Goal of the exercise ▸
Could you write out the records below exactly as they appear?

Data for this task ▸
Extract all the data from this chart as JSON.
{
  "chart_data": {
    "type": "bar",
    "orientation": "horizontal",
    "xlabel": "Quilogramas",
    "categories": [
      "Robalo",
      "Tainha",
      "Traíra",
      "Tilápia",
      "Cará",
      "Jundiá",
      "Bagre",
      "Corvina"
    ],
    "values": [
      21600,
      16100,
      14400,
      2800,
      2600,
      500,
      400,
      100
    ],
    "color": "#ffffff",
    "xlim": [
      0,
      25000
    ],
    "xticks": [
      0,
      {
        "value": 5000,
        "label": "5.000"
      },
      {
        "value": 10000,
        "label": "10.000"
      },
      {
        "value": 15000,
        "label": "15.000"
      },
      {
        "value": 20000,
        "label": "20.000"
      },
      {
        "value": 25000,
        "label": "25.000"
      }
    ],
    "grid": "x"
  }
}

Solution ▸
Extract all the data from this chart as JSON.
{
  "chart_data": {
    "type": "bar",
    "orientation": "horizontal",
    "xlabel": "Quilogramas",
    "categories": [
      "Robalo",
      "Tainha",
      "Traíra",
      "Tilápia",
      "Cará",
      "Jundiá",
      "Bagre",
      "Corvina"
    ],
    "values": [
      21600,
      16100,
      14400,
      2800,
      2600,
      500,
      400,
      100
    ],
    "color": "#ffffff",
    "xlim": [
      0,
      25000
    ],
    "xticks": [
      0,
      {
        "value": 5000,
        "label": "5.000"
      },
      {
        "value": 10000,
        "label": "10.000"
      },
      {
        "value": 15000,
        "label": "15.000"
      },
      {
        "value": 20000,
        "label": "20.000"
      },
      {
        "value": 25000,
        "label": "25.000"
      }
    ],
    "grid": "x"
  }
}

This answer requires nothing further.